--- Begin ---
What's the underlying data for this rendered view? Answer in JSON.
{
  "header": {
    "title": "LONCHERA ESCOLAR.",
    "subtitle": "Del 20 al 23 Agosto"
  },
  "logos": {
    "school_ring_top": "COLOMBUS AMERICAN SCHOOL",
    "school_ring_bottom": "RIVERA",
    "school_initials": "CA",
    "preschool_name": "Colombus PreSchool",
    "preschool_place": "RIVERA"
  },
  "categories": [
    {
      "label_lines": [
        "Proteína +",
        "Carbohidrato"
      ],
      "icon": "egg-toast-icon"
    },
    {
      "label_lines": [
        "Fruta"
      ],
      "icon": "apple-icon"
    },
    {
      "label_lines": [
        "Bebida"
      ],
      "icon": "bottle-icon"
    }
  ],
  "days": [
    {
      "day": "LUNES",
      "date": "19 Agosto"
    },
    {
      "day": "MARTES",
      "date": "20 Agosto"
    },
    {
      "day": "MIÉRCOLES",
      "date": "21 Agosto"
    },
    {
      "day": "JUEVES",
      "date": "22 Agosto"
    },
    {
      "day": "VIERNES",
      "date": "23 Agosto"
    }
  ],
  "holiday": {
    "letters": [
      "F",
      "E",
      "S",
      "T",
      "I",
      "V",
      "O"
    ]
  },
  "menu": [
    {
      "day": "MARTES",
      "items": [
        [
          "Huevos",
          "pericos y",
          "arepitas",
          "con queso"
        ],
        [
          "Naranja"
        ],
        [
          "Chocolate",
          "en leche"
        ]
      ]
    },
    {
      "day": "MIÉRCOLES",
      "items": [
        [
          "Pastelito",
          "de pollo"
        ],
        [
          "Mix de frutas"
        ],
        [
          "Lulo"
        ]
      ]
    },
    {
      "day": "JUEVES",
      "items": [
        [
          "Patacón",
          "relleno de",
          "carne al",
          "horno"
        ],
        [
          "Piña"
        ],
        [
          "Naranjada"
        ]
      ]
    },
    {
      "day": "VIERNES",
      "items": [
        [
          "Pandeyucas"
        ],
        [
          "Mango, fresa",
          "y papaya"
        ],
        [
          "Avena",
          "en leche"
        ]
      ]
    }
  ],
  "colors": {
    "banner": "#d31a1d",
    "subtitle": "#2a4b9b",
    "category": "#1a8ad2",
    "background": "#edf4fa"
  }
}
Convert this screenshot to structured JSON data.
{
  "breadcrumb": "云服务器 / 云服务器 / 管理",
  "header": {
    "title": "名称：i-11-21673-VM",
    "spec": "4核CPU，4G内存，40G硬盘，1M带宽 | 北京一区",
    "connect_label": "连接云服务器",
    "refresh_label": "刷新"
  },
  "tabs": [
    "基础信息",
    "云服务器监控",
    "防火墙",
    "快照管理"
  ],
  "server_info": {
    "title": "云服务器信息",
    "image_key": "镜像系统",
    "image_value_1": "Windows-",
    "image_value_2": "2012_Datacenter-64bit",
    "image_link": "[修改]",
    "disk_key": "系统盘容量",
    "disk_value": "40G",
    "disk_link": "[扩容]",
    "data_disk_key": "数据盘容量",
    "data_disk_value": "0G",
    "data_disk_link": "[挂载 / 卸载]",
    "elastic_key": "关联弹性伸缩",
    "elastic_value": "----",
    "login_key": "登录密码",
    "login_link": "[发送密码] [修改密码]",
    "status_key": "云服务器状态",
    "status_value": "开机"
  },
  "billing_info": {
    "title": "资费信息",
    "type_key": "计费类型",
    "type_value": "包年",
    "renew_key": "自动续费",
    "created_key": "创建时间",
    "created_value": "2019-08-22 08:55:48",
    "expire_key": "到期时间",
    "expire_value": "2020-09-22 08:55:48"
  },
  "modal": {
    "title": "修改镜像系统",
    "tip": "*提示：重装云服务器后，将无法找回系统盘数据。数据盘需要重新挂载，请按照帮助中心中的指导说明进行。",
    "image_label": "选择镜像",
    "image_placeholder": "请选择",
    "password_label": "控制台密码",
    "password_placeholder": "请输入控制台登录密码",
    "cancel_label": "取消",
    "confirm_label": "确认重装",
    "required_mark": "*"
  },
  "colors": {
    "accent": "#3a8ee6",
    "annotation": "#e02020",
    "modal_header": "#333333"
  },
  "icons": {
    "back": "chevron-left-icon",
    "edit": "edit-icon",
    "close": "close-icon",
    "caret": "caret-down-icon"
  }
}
--- End ---
_Task to carry out_.
Word for word, quote all of the data above.

_Task answer_.
What's the underlying data for this rendered view? Answer in JSON.
{
  "header": {
    "title": "LONCHERA ESCOLAR.",
    "subtitle": "Del 20 al 23 Agosto"
  },
  "logos": {
    "school_ring_top": "COLOMBUS AMERICAN SCHOOL",
    "school_ring_bottom": "RIVERA",
    "school_initials": "CA",
    "preschool_name": "Colombus PreSchool",
    "preschool_place": "RIVERA"
  },
  "categories": [
    {
      "label_lines": [
        "Proteína +",
        "Carbohidrato"
      ],
      "icon": "egg-toast-icon"
    },
    {
      "label_lines": [
        "Fruta"
      ],
      "icon": "apple-icon"
    },
    {
      "label_lines": [
        "Bebida"
      ],
      "icon": "bottle-icon"
    }
  ],
  "days": [
    {
      "day": "LUNES",
      "date": "19 Agosto"
    },
    {
      "day": "MARTES",
      "date": "20 Agosto"
    },
    {
      "day": "MIÉRCOLES",
      "date": "21 Agosto"
    },
    {
      "day": "JUEVES",
      "date": "22 Agosto"
    },
    {
      "day": "VIERNES",
      "date": "23 Agosto"
    }
  ],
  "holiday": {
    "letters": [
      "F",
      "E",
      "S",
      "T",
      "I",
      "V",
      "O"
    ]
  },
  "menu": [
    {
      "day": "MARTES",
      "items": [
        [
          "Huevos",
          "pericos y",
          "arepitas",
          "con queso"
        ],
        [
          "Naranja"
        ],
        [
          "Chocolate",
          "en leche"
        ]
      ]
    },
    {
      "day": "MIÉRCOLES",
      "items": [
        [
          "Pastelito",
          "de pollo"
        ],
        [
          "Mix de frutas"
        ],
        [
          "Lulo"
        ]
      ]
    },
    {
      "day": "JUEVES",
      "items": [
        [
          "Patacón",
          "relleno de",
          "carne al",
          "horno"
        ],
        [
          "Piña"
        ],
        [
          "Naranjada"
        ]
      ]
    },
    {
      "day": "VIERNES",
      "items": [
        [
          "Pandeyucas"
        ],
        [
          "Mango, fresa",
          "y papaya"
        ],
        [
          "Avena",
          "en leche"
        ]
      ]
    }
  ],
  "colors": {
    "banner": "#d31a1d",
    "subtitle": "#2a4b9b",
    "category": "#1a8ad2",
    "background": "#edf4fa"
  }
}
Convert this screenshot to structured JSON data.
{
  "breadcrumb": "云服务器 / 云服务器 / 管理",
  "header": {
    "title": "名称：i-11-21673-VM",
    "spec": "4核CPU，4G内存，40G硬盘，1M带宽 | 北京一区",
    "connect_label": "连接云服务器",
    "refresh_label": "刷新"
  },
  "tabs": [
    "基础信息",
    "云服务器监控",
    "防火墙",
    "快照管理"
  ],
  "server_info": {
    "title": "云服务器信息",
    "image_key": "镜像系统",
    "image_value_1": "Windows-",
    "image_value_2": "2012_Datacenter-64bit",
    "image_link": "[修改]",
    "disk_key": "系统盘容量",
    "disk_value": "40G",
    "disk_link": "[扩容]",
    "data_disk_key": "数据盘容量",
    "data_disk_value": "0G",
    "data_disk_link": "[挂载 / 卸载]",
    "elastic_key": "关联弹性伸缩",
    "elastic_value": "----",
    "login_key": "登录密码",
    "login_link": "[发送密码] [修改密码]",
    "status_key": "云服务器状态",
    "status_value": "开机"
  },
  "billing_info": {
    "title": "资费信息",
    "type_key": "计费类型",
    "type_value": "包年",
    "renew_key": "自动续费",
    "created_key": "创建时间",
    "created_value": "2019-08-22 08:55:48",
    "expire_key": "到期时间",
    "expire_value": "2020-09-22 08:55:48"
  },
  "modal": {
    "title": "修改镜像系统",
    "tip": "*提示：重装云服务器后，将无法找回系统盘数据。数据盘需要重新挂载，请按照帮助中心中的指导说明进行。",
    "image_label": "选择镜像",
    "image_placeholder": "请选择",
    "password_label": "控制台密码",
    "password_placeholder": "请输入控制台登录密码",
    "cancel_label": "取消",
    "confirm_label": "确认重装",
    "required_mark": "*"
  },
  "colors": {
    "accent": "#3a8ee6",
    "annotation": "#e02020",
    "modal_header": "#333333"
  },
  "icons": {
    "back": "chevron-left-icon",
    "edit": "edit-icon",
    "close": "close-icon",
    "caret": "caret-down-icon"
  }
}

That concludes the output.